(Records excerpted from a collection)
:::::
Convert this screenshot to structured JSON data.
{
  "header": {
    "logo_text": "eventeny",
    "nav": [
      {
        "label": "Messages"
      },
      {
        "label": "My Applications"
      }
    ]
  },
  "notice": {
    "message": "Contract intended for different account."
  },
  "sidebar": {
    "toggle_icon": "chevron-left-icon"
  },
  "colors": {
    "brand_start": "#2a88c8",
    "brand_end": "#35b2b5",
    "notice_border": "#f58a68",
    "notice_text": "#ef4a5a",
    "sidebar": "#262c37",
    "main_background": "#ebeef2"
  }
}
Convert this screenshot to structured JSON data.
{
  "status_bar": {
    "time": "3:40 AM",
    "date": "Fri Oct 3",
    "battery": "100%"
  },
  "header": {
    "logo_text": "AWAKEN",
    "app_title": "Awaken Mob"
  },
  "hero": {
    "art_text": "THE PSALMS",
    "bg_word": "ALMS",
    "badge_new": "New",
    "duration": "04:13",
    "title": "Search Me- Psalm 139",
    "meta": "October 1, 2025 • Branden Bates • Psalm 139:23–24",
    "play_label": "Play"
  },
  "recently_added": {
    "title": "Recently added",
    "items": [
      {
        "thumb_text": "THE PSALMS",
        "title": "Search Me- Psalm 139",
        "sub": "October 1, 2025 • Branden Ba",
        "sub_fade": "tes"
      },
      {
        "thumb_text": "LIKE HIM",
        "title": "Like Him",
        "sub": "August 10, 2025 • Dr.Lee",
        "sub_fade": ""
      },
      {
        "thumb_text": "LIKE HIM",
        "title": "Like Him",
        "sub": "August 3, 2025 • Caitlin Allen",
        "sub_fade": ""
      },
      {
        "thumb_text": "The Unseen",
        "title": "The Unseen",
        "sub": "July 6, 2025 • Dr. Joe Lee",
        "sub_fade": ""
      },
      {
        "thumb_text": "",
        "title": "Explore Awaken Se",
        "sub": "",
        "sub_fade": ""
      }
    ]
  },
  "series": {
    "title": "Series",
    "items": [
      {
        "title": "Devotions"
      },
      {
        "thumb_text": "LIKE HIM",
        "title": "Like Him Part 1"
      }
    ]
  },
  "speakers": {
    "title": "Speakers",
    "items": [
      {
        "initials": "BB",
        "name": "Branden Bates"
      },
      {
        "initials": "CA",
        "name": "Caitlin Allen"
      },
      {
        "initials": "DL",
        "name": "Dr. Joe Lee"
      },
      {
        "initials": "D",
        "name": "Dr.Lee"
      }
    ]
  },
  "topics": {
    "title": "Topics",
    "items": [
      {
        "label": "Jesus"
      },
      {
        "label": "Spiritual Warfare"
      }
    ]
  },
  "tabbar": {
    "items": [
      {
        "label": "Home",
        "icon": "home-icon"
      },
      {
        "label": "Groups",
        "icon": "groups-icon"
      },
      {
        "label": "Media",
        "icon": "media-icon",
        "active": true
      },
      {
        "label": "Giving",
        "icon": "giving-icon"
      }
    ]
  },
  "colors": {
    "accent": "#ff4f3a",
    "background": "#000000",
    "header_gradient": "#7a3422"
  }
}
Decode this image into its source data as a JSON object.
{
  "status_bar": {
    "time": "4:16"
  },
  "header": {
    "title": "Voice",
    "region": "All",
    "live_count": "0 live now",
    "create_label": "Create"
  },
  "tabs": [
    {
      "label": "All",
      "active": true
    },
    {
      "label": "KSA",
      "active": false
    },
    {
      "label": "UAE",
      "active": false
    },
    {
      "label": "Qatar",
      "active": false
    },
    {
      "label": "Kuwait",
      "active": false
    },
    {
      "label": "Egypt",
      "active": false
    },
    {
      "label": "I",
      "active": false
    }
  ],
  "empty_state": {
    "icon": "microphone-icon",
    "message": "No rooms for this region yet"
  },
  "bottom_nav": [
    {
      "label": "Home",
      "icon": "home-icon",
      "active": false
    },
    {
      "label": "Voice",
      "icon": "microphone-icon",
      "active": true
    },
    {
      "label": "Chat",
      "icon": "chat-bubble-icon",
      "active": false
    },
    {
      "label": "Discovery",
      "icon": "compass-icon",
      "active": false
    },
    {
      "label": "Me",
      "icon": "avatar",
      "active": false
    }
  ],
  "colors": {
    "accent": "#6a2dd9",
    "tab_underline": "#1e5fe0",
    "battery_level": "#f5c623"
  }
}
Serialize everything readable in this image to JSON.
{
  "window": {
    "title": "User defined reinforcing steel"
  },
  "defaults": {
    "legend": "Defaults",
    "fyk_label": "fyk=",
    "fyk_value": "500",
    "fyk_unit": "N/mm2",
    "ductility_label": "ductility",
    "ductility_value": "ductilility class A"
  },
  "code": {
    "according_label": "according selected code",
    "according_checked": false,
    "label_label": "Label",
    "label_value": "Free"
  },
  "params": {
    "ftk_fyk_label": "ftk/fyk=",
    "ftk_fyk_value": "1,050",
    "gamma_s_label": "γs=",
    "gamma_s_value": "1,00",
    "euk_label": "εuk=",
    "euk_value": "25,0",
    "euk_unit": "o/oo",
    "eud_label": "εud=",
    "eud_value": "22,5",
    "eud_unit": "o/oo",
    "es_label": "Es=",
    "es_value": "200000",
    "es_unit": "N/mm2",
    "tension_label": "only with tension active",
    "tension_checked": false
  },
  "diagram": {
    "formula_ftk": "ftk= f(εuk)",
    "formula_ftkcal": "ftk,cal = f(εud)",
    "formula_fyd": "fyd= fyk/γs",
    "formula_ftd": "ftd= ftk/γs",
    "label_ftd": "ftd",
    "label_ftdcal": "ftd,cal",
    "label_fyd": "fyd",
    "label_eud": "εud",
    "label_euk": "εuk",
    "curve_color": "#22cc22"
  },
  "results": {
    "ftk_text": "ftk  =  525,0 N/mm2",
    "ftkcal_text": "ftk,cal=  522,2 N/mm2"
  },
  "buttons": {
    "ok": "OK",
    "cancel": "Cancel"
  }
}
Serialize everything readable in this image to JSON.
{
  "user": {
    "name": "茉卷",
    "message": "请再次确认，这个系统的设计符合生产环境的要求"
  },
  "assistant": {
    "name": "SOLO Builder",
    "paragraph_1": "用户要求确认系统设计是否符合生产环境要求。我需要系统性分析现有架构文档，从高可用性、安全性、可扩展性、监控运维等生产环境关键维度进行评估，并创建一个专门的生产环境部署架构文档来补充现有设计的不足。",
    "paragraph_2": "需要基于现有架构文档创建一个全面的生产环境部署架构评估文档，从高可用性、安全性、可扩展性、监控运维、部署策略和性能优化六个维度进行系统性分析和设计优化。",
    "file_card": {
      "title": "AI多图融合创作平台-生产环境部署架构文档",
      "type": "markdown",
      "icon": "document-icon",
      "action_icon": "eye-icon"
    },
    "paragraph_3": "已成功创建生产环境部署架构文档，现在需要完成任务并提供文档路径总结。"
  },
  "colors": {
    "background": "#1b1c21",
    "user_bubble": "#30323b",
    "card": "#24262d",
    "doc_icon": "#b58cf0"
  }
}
:::::
Work to do
Copy out all the entries shown above, character for character.

Written response
Convert this screenshot to structured JSON data.
{
  "header": {
    "logo_text": "eventeny",
    "nav": [
      {
        "label": "Messages"
      },
      {
        "label": "My Applications"
      }
    ]
  },
  "notice": {
    "message": "Contract intended for different account."
  },
  "sidebar": {
    "toggle_icon": "chevron-left-icon"
  },
  "colors": {
    "brand_start": "#2a88c8",
    "brand_end": "#35b2b5",
    "notice_border": "#f58a68",
    "notice_text": "#ef4a5a",
    "sidebar": "#262c37",
    "main_background": "#ebeef2"
  }
}
Convert this screenshot to structured JSON data.
{
  "status_bar": {
    "time": "3:40 AM",
    "date": "Fri Oct 3",
    "battery": "100%"
  },
  "header": {
    "logo_text": "AWAKEN",
    "app_title": "Awaken Mob"
  },
  "hero": {
    "art_text": "THE PSALMS",
    "bg_word": "ALMS",
    "badge_new": "New",
    "duration": "04:13",
    "title": "Search Me- Psalm 139",
    "meta": "October 1, 2025 • Branden Bates • Psalm 139:23–24",
    "play_label": "Play"
  },
  "recently_added": {
    "title": "Recently added",
    "items": [
      {
        "thumb_text": "THE PSALMS",
        "title": "Search Me- Psalm 139",
        "sub": "October 1, 2025 • Branden Ba",
        "sub_fade": "tes"
      },
      {
        "thumb_text": "LIKE HIM",
        "title": "Like Him",
        "sub": "August 10, 2025 • Dr.Lee",
        "sub_fade": ""
      },
      {
        "thumb_text": "LIKE HIM",
        "title": "Like Him",
        "sub": "August 3, 2025 • Caitlin Allen",
        "sub_fade": ""
      },
      {
        "thumb_text": "The Unseen",
        "title": "The Unseen",
        "sub": "July 6, 2025 • Dr. Joe Lee",
        "sub_fade": ""
      },
      {
        "thumb_text": "",
        "title": "Explore Awaken Se",
        "sub": "",
        "sub_fade": ""
      }
    ]
  },
  "series": {
    "title": "Series",
    "items": [
      {
        "title": "Devotions"
      },
      {
        "thumb_text": "LIKE HIM",
        "title": "Like Him Part 1"
      }
    ]
  },
  "speakers": {
    "title": "Speakers",
    "items": [
      {
        "initials": "BB",
        "name": "Branden Bates"
      },
      {
        "initials": "CA",
        "name": "Caitlin Allen"
      },
      {
        "initials": "DL",
        "name": "Dr. Joe Lee"
      },
      {
        "initials": "D",
        "name": "Dr.Lee"
      }
    ]
  },
  "topics": {
    "title": "Topics",
    "items": [
      {
        "label": "Jesus"
      },
      {
        "label": "Spiritual Warfare"
      }
    ]
  },
  "tabbar": {
    "items": [
      {
        "label": "Home",
        "icon": "home-icon"
      },
      {
        "label": "Groups",
        "icon": "groups-icon"
      },
      {
        "label": "Media",
        "icon": "media-icon",
        "active": true
      },
      {
        "label": "Giving",
        "icon": "giving-icon"
      }
    ]
  },
  "colors": {
    "accent": "#ff4f3a",
    "background": "#000000",
    "header_gradient": "#7a3422"
  }
}
Decode this image into its source data as a JSON object.
{
  "status_bar": {
    "time": "4:16"
  },
  "header": {
    "title": "Voice",
    "region": "All",
    "live_count": "0 live now",
    "create_label": "Create"
  },
  "tabs": [
    {
      "label": "All",
      "active": true
    },
    {
      "label": "KSA",
      "active": false
    },
    {
      "label": "UAE",
      "active": false
    },
    {
      "label": "Qatar",
      "active": false
    },
    {
      "label": "Kuwait",
      "active": false
    },
    {
      "label": "Egypt",
      "active": false
    },
    {
      "label": "I",
      "active": false
    }
  ],
  "empty_state": {
    "icon": "microphone-icon",
    "message": "No rooms for this region yet"
  },
  "bottom_nav": [
    {
      "label": "Home",
      "icon": "home-icon",
      "active": false
    },
    {
      "label": "Voice",
      "icon": "microphone-icon",
      "active": true
    },
    {
      "label": "Chat",
      "icon": "chat-bubble-icon",
      "active": false
    },
    {
      "label": "Discovery",
      "icon": "compass-icon",
      "active": false
    },
    {
      "label": "Me",
      "icon": "avatar",
      "active": false
    }
  ],
  "colors": {
    "accent": "#6a2dd9",
    "tab_underline": "#1e5fe0",
    "battery_level": "#f5c623"
  }
}
Serialize everything readable in this image to JSON.
{
  "window": {
    "title": "User defined reinforcing steel"
  },
  "defaults": {
    "legend": "Defaults",
    "fyk_label": "fyk=",
    "fyk_value": "500",
    "fyk_unit": "N/mm2",
    "ductility_label": "ductility",
    "ductility_value": "ductilility class A"
  },
  "code": {
    "according_label": "according selected code",
    "according_checked": false,
    "label_label": "Label",
    "label_value": "Free"
  },
  "params": {
    "ftk_fyk_label": "ftk/fyk=",
    "ftk_fyk_value": "1,050",
    "gamma_s_label": "γs=",
    "gamma_s_value": "1,00",
    "euk_label": "εuk=",
    "euk_value": "25,0",
    "euk_unit": "o/oo",
    "eud_label": "εud=",
    "eud_value": "22,5",
    "eud_unit": "o/oo",
    "es_label": "Es=",
    "es_value": "200000",
    "es_unit": "N/mm2",
    "tension_label": "only with tension active",
    "tension_checked": false
  },
  "diagram": {
    "formula_ftk": "ftk= f(εuk)",
    "formula_ftkcal": "ftk,cal = f(εud)",
    "formula_fyd": "fyd= fyk/γs",
    "formula_ftd": "ftd= ftk/γs",
    "label_ftd": "ftd",
    "label_ftdcal": "ftd,cal",
    "label_fyd": "fyd",
    "label_eud": "εud",
    "label_euk": "εuk",
    "curve_color": "#22cc22"
  },
  "results": {
    "ftk_text": "ftk  =  525,0 N/mm2",
    "ftkcal_text": "ftk,cal=  522,2 N/mm2"
  },
  "buttons": {
    "ok": "OK",
    "cancel": "Cancel"
  }
}
Serialize everything readable in this image to JSON.
{
  "user": {
    "name": "茉卷",
    "message": "请再次确认，这个系统的设计符合生产环境的要求"
  },
  "assistant": {
    "name": "SOLO Builder",
    "paragraph_1": "用户要求确认系统设计是否符合生产环境要求。我需要系统性分析现有架构文档，从高可用性、安全性、可扩展性、监控运维等生产环境关键维度进行评估，并创建一个专门的生产环境部署架构文档来补充现有设计的不足。",
    "paragraph_2": "需要基于现有架构文档创建一个全面的生产环境部署架构评估文档，从高可用性、安全性、可扩展性、监控运维、部署策略和性能优化六个维度进行系统性分析和设计优化。",
    "file_card": {
      "title": "AI多图融合创作平台-生产环境部署架构文档",
      "type": "markdown",
      "icon": "document-icon",
      "action_icon": "eye-icon"
    },
    "paragraph_3": "已成功创建生产环境部署架构文档，现在需要完成任务并提供文档路径总结。"
  },
  "colors": {
    "background": "#1b1c21",
    "user_bubble": "#30323b",
    "card": "#24262d",
    "doc_icon": "#b58cf0"
  }
}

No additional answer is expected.